» **Work to do**:
Write out each line in which the string "profile" is present.

» **Items**:

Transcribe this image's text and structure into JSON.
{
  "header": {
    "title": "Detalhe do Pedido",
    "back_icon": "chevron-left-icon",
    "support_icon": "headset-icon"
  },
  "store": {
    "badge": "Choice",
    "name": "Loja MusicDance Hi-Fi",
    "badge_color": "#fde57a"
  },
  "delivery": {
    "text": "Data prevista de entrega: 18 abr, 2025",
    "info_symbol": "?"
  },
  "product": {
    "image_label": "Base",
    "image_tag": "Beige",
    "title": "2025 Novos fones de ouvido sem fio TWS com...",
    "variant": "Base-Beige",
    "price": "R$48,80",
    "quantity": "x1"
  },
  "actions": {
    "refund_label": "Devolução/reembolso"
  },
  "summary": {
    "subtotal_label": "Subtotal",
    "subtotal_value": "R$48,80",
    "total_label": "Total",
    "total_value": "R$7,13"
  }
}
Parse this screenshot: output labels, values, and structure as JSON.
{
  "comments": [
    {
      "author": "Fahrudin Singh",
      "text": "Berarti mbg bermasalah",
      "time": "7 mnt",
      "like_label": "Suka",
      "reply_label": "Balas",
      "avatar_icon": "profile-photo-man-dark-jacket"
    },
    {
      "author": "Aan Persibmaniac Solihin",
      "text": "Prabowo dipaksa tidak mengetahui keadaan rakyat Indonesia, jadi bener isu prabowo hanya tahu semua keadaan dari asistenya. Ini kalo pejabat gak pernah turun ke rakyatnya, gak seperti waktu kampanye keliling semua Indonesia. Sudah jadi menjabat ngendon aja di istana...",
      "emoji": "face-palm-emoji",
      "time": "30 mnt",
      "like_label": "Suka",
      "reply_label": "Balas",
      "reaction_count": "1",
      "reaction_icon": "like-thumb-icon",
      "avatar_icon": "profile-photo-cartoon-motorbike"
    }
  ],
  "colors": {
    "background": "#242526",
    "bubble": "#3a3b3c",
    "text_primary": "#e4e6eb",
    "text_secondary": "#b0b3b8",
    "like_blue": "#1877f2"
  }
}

» **Result of this exercise**:
      "avatar_icon": "profile-photo-man-dark-jacket"
      "avatar_icon": "profile-photo-cartoon-motorbike"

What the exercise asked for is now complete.